Route information
- Maintained by MaineDOT
- Length: 2.79 mi (4.49 km)
- Existed: 1946–present

Major junctions
- West end: US 1 in Saco
- East end: SR 5 in Old Orchard Beach

Location
- Country: United States
- State: Maine
- Counties: York

Highway system
- Maine State Highway System; Interstate; US; State; Auto trails; Lettered highways;
| ← SR 97 |  | → SR 99 |

= Maine State Route 98 =

State highway in York County, Maine, US

State Route 98 (SR 98) is a short state highway in southwestern Maine. It is a 2.8 mi connection between the city of Saco and Old Orchard Beach between U.S. Route 1 (US 1) and SR 5. SR 98 is signed as an east–west highway although its orientation is more northwest-to-southeast.

######

DIRECTIVE: Copy out the passage of the Maine State Route 98 text, everything from "State Route 98 (SR" down to "is more northwest-to-southeast.", word for word. The items come from a separate source unrelated to the Maine State Route 98 text.

[Records]
######

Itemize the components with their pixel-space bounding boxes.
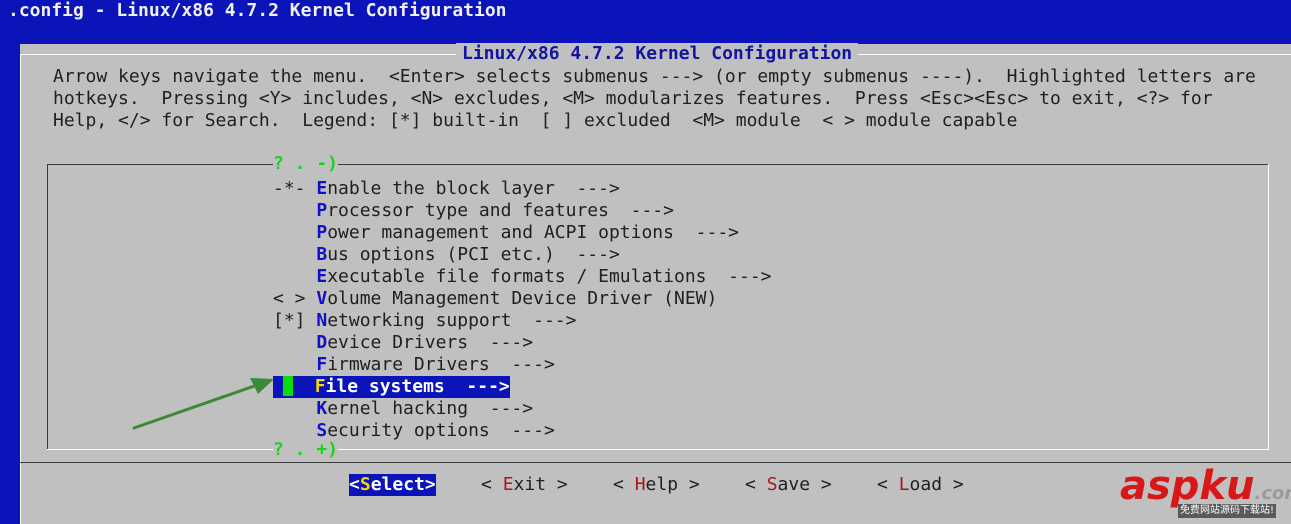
watermark-logo: aspku.com 免费网站源码下载站! [1120,463,1291,522]
menu-item[interactable]: < > Volume Management Device Driver (NEW… [273,288,717,310]
watermark-tld: .com [1254,483,1291,504]
button-rest: oad [909,474,943,495]
watermark-tagline: 免费网站源码下载站! [1178,504,1277,518]
exit-button[interactable]: < Exit > [481,474,568,496]
menu-item[interactable]: Device Drivers ---> [273,332,533,354]
menu-item-hotkey: F [314,376,326,397]
menu-item-label: evice Drivers ---> [327,332,534,353]
button-close: > [424,474,436,495]
menu-item-hotkey: P [316,200,328,221]
dialog-separator [20,462,1291,463]
button-open: < [613,474,635,495]
help-button[interactable]: < Help > [613,474,700,496]
button-hotkey: E [502,474,514,495]
help-line: Arrow keys navigate the menu. <Enter> se… [53,66,1256,87]
button-rest: elp [645,474,679,495]
menu-item-label: nable the block layer ---> [327,178,620,199]
button-bar: <Select> < Exit > < Help > < Save > < Load > [20,474,1291,498]
button-rest: ave [777,474,811,495]
menu-item-hotkey: N [316,310,328,331]
help-line: hotkeys. Pressing <Y> includes, <N> excl… [53,88,1213,109]
menu-item-label: olume Management Device Driver (NEW) [327,288,718,309]
menu-item-label: us options (PCI etc.) ---> [327,244,620,265]
button-open: < [745,474,767,495]
menu-frame-right [1268,164,1269,450]
select-button[interactable]: <Select> [349,474,436,496]
button-close: > [942,474,964,495]
menu-item-prefix [273,200,316,221]
save-button[interactable]: < Save > [745,474,832,496]
menu-item[interactable]: Firmware Drivers ---> [273,354,555,376]
menu-item-hotkey: B [316,244,328,265]
menu-item[interactable]: Kernel hacking ---> [273,398,533,420]
menu-item-label: ower management and ACPI options ---> [327,222,740,243]
menu-item[interactable]: [*] Networking support ---> [273,310,576,332]
menu-item[interactable]: Processor type and features ---> [273,200,674,222]
menu-item[interactable]: Executable file formats / Emulations ---… [273,266,772,288]
menu-item-label: irmware Drivers ---> [327,354,555,375]
menu-item-label: rocessor type and features ---> [327,200,674,221]
menu-frame-left [47,164,48,450]
menu-item[interactable]: Bus options (PCI etc.) ---> [273,244,620,266]
load-button[interactable]: < Load > [877,474,964,496]
menu-item-hotkey: S [316,420,328,441]
help-text: Arrow keys navigate the menu. <Enter> se… [53,66,1256,132]
scroll-down-hint: ? . +) [273,439,339,461]
menu-item-label: ecurity options ---> [327,420,555,441]
dialog-frame-left [20,54,21,524]
menu-item-prefix [273,222,316,243]
cursor-block [283,376,293,396]
menu-item-prefix: [*] [273,310,317,331]
menu-item-prefix: < > [273,288,317,309]
button-open: < [349,474,360,495]
button-hotkey: S [766,474,778,495]
scroll-up-hint: ? . -) [273,153,339,175]
menu-item[interactable]: Power management and ACPI options ---> [273,222,739,244]
button-hotkey: H [634,474,646,495]
menu-item-hotkey: E [316,178,328,199]
help-line: Help, </> for Search. Legend: [*] built-… [53,110,1018,131]
menu-item[interactable]: -*- Enable the block layer ---> [273,178,620,200]
menu-item-hotkey: P [316,222,328,243]
menu-item-prefix [273,332,316,353]
button-rest: elect [370,474,425,495]
menu-item-label: ile systems ---> [325,376,510,397]
button-close: > [546,474,568,495]
menu-item-hotkey: V [316,288,328,309]
button-rest: xit [513,474,547,495]
window-title: .config - Linux/x86 4.7.2 Kernel Configu… [8,0,507,21]
button-close: > [810,474,832,495]
menu-item-hotkey: K [316,398,328,419]
menu-item-prefix [273,244,316,265]
menu-frame-top [47,164,1269,165]
kernel-config-dialog: Linux/x86 4.7.2 Kernel Configuration Arr… [20,43,1291,524]
annotation-arrow [132,378,274,430]
button-close: > [678,474,700,495]
menu-item-hotkey: F [316,354,328,375]
menu-item-label: xecutable file formats / Emulations ---> [327,266,772,287]
dialog-title: Linux/x86 4.7.2 Kernel Configuration [456,43,859,65]
button-open: < [877,474,899,495]
menu-frame-bottom [47,449,1269,450]
menu-item-prefix: -*- [273,178,317,199]
menu-item-label: etworking support ---> [327,310,577,331]
menu-item-prefix [273,266,316,287]
menu-item[interactable]: File systems ---> [273,376,510,398]
menu-item-hotkey: D [316,332,328,353]
menu-item-padding [293,376,315,397]
watermark-brand: aspku [1120,463,1255,509]
button-hotkey: S [359,474,371,495]
menu-item-hotkey: E [316,266,328,287]
menu-item-label: ernel hacking ---> [327,398,534,419]
button-open: < [481,474,503,495]
button-hotkey: L [898,474,910,495]
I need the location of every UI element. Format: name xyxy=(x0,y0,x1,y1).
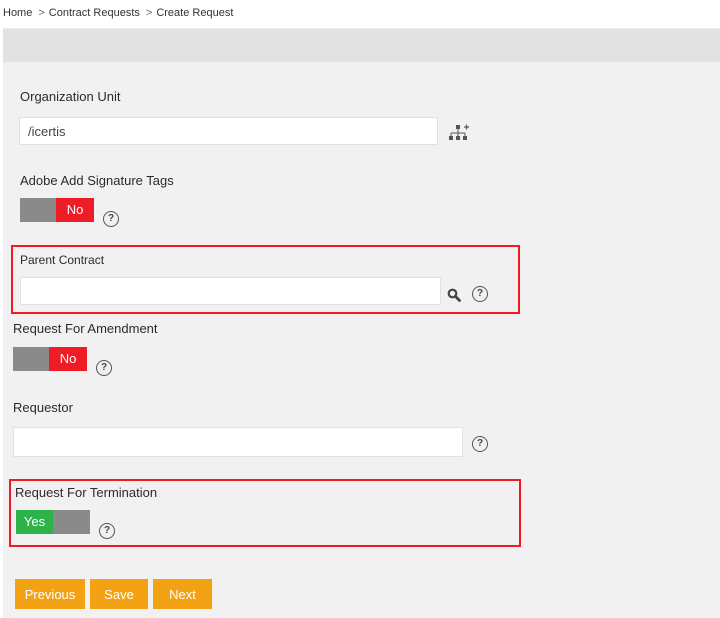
breadcrumb-separator: > xyxy=(38,7,45,19)
toggle-state-no: No xyxy=(49,347,87,371)
previous-button[interactable]: Previous xyxy=(15,579,85,609)
breadcrumb: Home > Contract Requests > Create Request xyxy=(3,7,233,19)
header-bar xyxy=(3,28,720,62)
requestor-input[interactable] xyxy=(13,427,463,457)
adobe-signature-tags-toggle[interactable]: No xyxy=(20,198,94,222)
parent-contract-label: Parent Contract xyxy=(20,253,105,267)
save-button[interactable]: Save xyxy=(90,579,148,609)
help-icon[interactable]: ? xyxy=(103,211,119,227)
org-hierarchy-icon[interactable] xyxy=(448,124,470,142)
search-icon[interactable] xyxy=(447,288,461,302)
request-for-termination-label: Request For Termination xyxy=(15,485,158,500)
help-icon[interactable]: ? xyxy=(96,360,112,376)
toggle-track xyxy=(53,510,90,534)
breadcrumb-home[interactable]: Home xyxy=(3,7,32,19)
help-icon[interactable]: ? xyxy=(472,436,488,452)
breadcrumb-contract-requests[interactable]: Contract Requests xyxy=(49,7,140,19)
breadcrumb-separator: > xyxy=(145,7,153,19)
request-for-amendment-label: Request For Amendment xyxy=(13,321,158,336)
request-for-termination-toggle[interactable]: Yes xyxy=(16,510,90,534)
toggle-track xyxy=(20,198,56,222)
help-icon[interactable]: ? xyxy=(99,523,115,539)
toggle-state-yes: Yes xyxy=(16,510,53,534)
help-icon[interactable]: ? xyxy=(472,286,488,302)
next-button[interactable]: Next xyxy=(153,579,212,609)
parent-contract-input[interactable] xyxy=(20,277,441,305)
breadcrumb-create-request: Create Request xyxy=(156,7,234,19)
adobe-signature-tags-label: Adobe Add Signature Tags xyxy=(20,173,174,188)
toggle-track xyxy=(13,347,49,371)
toggle-state-no: No xyxy=(56,198,94,222)
organization-unit-label: Organization Unit xyxy=(20,89,121,104)
requestor-label: Requestor xyxy=(13,400,73,415)
organization-unit-input[interactable] xyxy=(19,117,438,145)
request-for-amendment-toggle[interactable]: No xyxy=(13,347,87,371)
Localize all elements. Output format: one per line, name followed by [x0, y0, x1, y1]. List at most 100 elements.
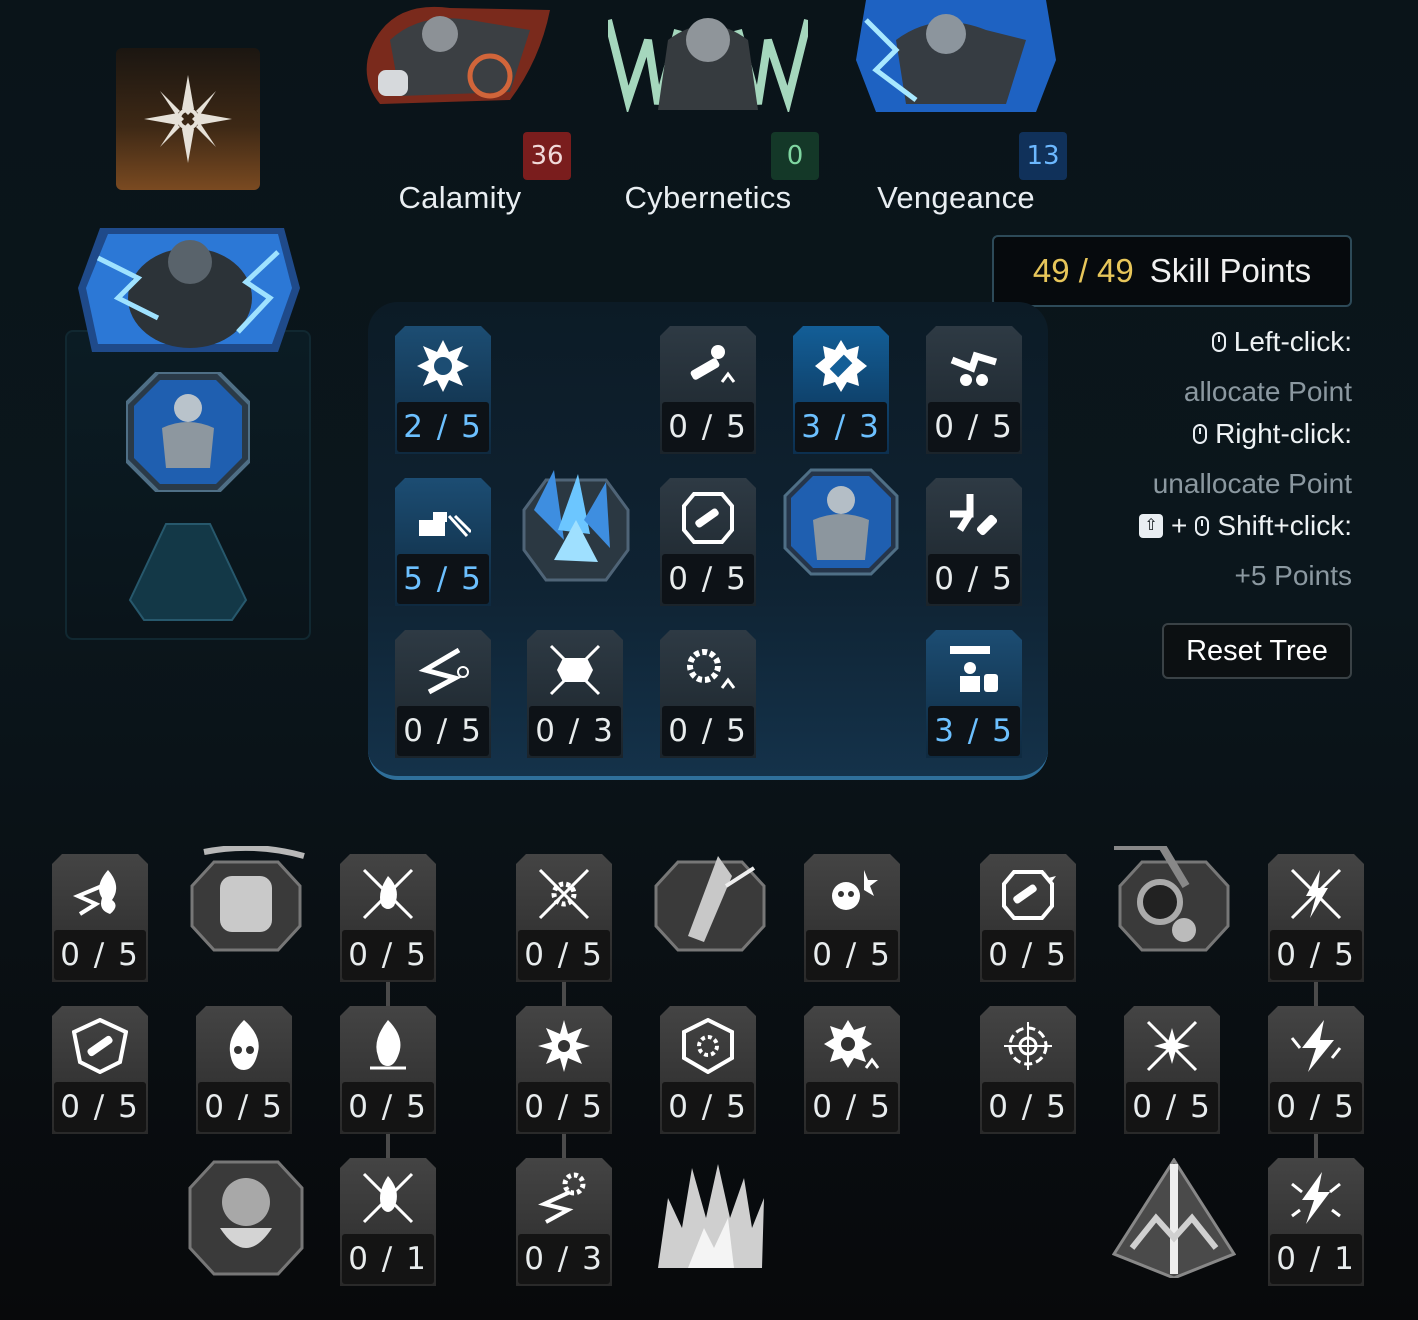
class-emblem-icon: [144, 75, 232, 163]
skill-node[interactable]: 0 / 5: [926, 326, 1022, 454]
skill-node[interactable]: 0 / 5: [1268, 854, 1364, 982]
tab-vengeance-label: Vengeance: [877, 180, 1035, 215]
skill-node[interactable]: 0 / 5: [516, 854, 612, 982]
skill-node[interactable]: 3 / 5: [926, 630, 1022, 758]
locked-slot: [128, 520, 248, 624]
vengeance-points-badge: 13: [1019, 132, 1067, 180]
berserker-capstone-node[interactable]: [184, 1158, 308, 1278]
skill-node[interactable]: 0 / 5: [52, 854, 148, 982]
hero-capstone-node[interactable]: [779, 462, 903, 582]
skill-node[interactable]: 0 / 5: [395, 630, 491, 758]
vengeance-key-skill-icon[interactable]: [124, 370, 252, 494]
shift-key-icon: ⇧: [1139, 514, 1164, 538]
crossed-arms-icon: [950, 351, 998, 386]
skull-cog-icon: [824, 1020, 880, 1069]
skill-node[interactable]: 3 / 3: [793, 326, 889, 454]
shield-weapon-icon: [72, 1018, 128, 1074]
blade-capstone-node[interactable]: [648, 846, 772, 966]
crossed-flame-icon: [362, 1172, 414, 1224]
skill-points-value: 49 / 49: [1032, 252, 1134, 289]
cog-strike-icon: [538, 1172, 586, 1224]
mouse-icon: [1195, 516, 1210, 536]
lifted-figure-icon: [950, 646, 998, 692]
skill-points-display: 49 / 49 Skill Points: [992, 235, 1352, 307]
tree-connector: [562, 980, 566, 1008]
skill-node[interactable]: 0 / 5: [660, 630, 756, 758]
skill-node[interactable]: 0 / 3: [527, 630, 623, 758]
tab-cybernetics[interactable]: 0 Cybernetics: [608, 0, 828, 215]
skill-node[interactable]: 0 / 5: [660, 478, 756, 606]
tab-vengeance[interactable]: 13 Vengeance: [856, 0, 1076, 215]
tree-connector: [1314, 980, 1318, 1008]
burning-skull-icon: [229, 1020, 259, 1070]
tree-connector: [562, 1132, 566, 1160]
tab-calamity-label: Calamity: [398, 180, 522, 215]
crystal-capstone-node[interactable]: [514, 470, 638, 590]
fire-strike-icon: [72, 870, 117, 916]
cybernetics-portrait: [608, 18, 808, 112]
flame-icon: [370, 1020, 406, 1070]
class-emblem[interactable]: [116, 48, 260, 190]
storm-capstone-node[interactable]: [1111, 1157, 1237, 1280]
skill-node[interactable]: 0 / 5: [340, 854, 436, 982]
fist-icon: [190, 844, 305, 952]
vengeance-banner-portrait[interactable]: [78, 228, 300, 352]
crossed-fire-icon: [362, 868, 414, 920]
skill-node[interactable]: 0 / 5: [196, 1006, 292, 1134]
lightning-icon: [1290, 1020, 1342, 1072]
crossed-spark-icon: [1146, 1020, 1198, 1072]
help-left-click: Left-click:: [1211, 326, 1352, 358]
rocket-upgrade-icon: [690, 345, 736, 383]
skill-node[interactable]: 0 / 1: [1268, 1158, 1364, 1286]
calamity-points-badge: 36: [523, 132, 571, 180]
calamity-portrait: [366, 6, 550, 104]
skill-node[interactable]: 0 / 5: [980, 1006, 1076, 1134]
skill-node[interactable]: 0 / 5: [660, 1006, 756, 1134]
skill-node[interactable]: 5 / 5: [395, 478, 491, 606]
skill-node[interactable]: 0 / 5: [52, 1006, 148, 1134]
skill-node[interactable]: 0 / 5: [1124, 1006, 1220, 1134]
skill-node[interactable]: 0 / 1: [340, 1158, 436, 1286]
skill-node[interactable]: 0 / 5: [926, 478, 1022, 606]
warrior-icon: [783, 468, 899, 576]
tab-calamity[interactable]: 36 Calamity: [360, 0, 580, 215]
ice-crystal-icon: [522, 470, 630, 582]
reset-tree-button[interactable]: Reset Tree: [1162, 623, 1352, 679]
sawblade-icon: [815, 340, 867, 392]
inferno-icon: [658, 1164, 764, 1268]
help-shift-desc: +5 Points: [1234, 560, 1352, 591]
cannon-capstone-node[interactable]: [1112, 842, 1236, 966]
skill-points-label: Skill Points: [1149, 252, 1312, 289]
turret-icon: [419, 512, 471, 538]
skill-node[interactable]: 0 / 5: [340, 1006, 436, 1134]
skill-node[interactable]: 0 / 5: [804, 1006, 900, 1134]
skill-node[interactable]: 0 / 5: [1268, 1006, 1364, 1134]
tab-cybernetics-label: Cybernetics: [624, 180, 792, 215]
help-right-click: Right-click:: [1193, 418, 1352, 450]
help-right-desc: unallocate Point: [1152, 468, 1352, 499]
shield-rocket-icon: [682, 492, 734, 544]
skill-node[interactable]: 0 / 5: [660, 326, 756, 454]
fist-capstone-node[interactable]: [184, 844, 308, 966]
flame-capstone-node[interactable]: [648, 1158, 772, 1278]
lightning-burst-icon: [1291, 1172, 1341, 1224]
help-shift-click: ⇧ + Shift+click:: [1139, 510, 1352, 542]
cannon-arm-icon: [1114, 842, 1230, 952]
mouse-icon: [1211, 332, 1226, 352]
storm-blade-icon: [1111, 1157, 1237, 1280]
crossed-rockets-icon: [549, 644, 601, 696]
tree-connector: [1314, 1132, 1318, 1160]
spiked-cog-icon: [538, 1020, 590, 1072]
crossed-lightning-icon: [1290, 868, 1342, 920]
vengeance-portrait: [856, 0, 1056, 112]
skill-node[interactable]: 0 / 5: [516, 1006, 612, 1134]
skill-node[interactable]: 0 / 5: [804, 854, 900, 982]
mouse-icon: [1193, 424, 1208, 444]
cog-upgrade-icon: [687, 649, 736, 689]
skill-node[interactable]: 0 / 3: [516, 1158, 612, 1286]
skill-node[interactable]: 0 / 5: [980, 854, 1076, 982]
cybernetics-points-badge: 0: [771, 132, 819, 180]
tree-connector: [386, 980, 390, 1008]
shield-cog-icon: [682, 1018, 734, 1074]
skill-node[interactable]: 2 / 5: [395, 326, 491, 454]
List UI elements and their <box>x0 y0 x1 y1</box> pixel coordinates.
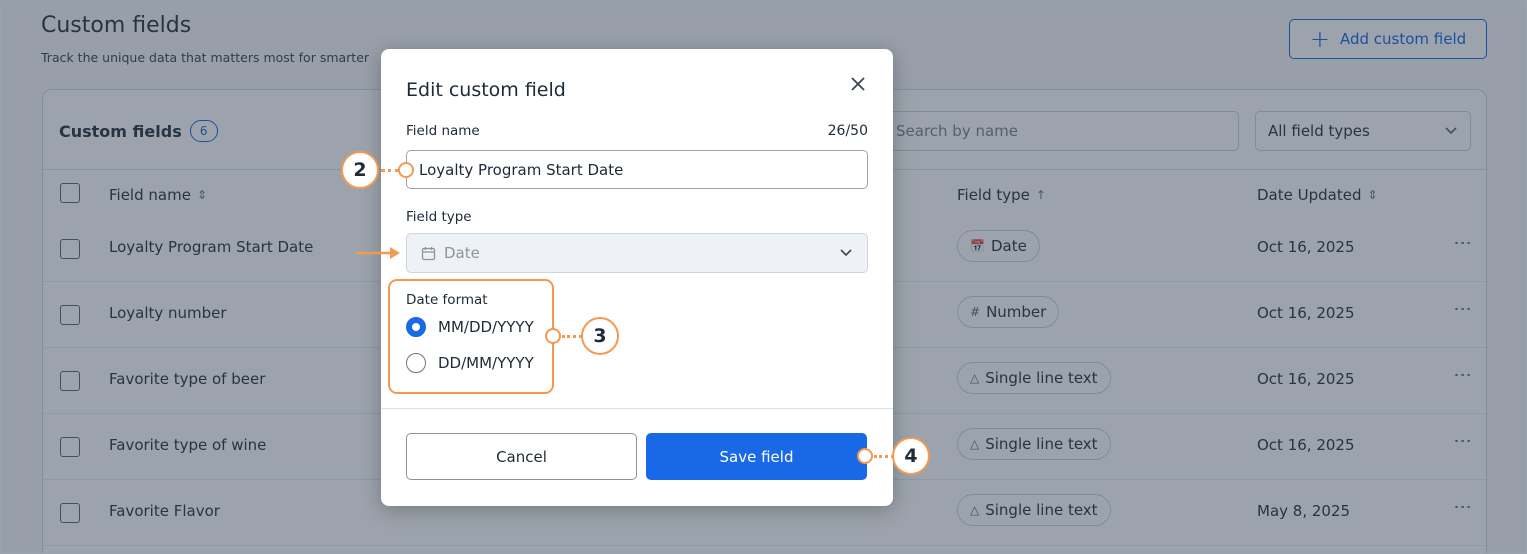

######

ANSWER IN FULL:
State Route 98 (SR 98) is a short state highway in southwestern Maine. It is a 2.8 mi connection between the city of Saco and Old Orchard Beach between U.S. Route 1 (US 1) and SR 5. SR 98 is signed as an east–west highway although its orientation is more northwest-to-southeast.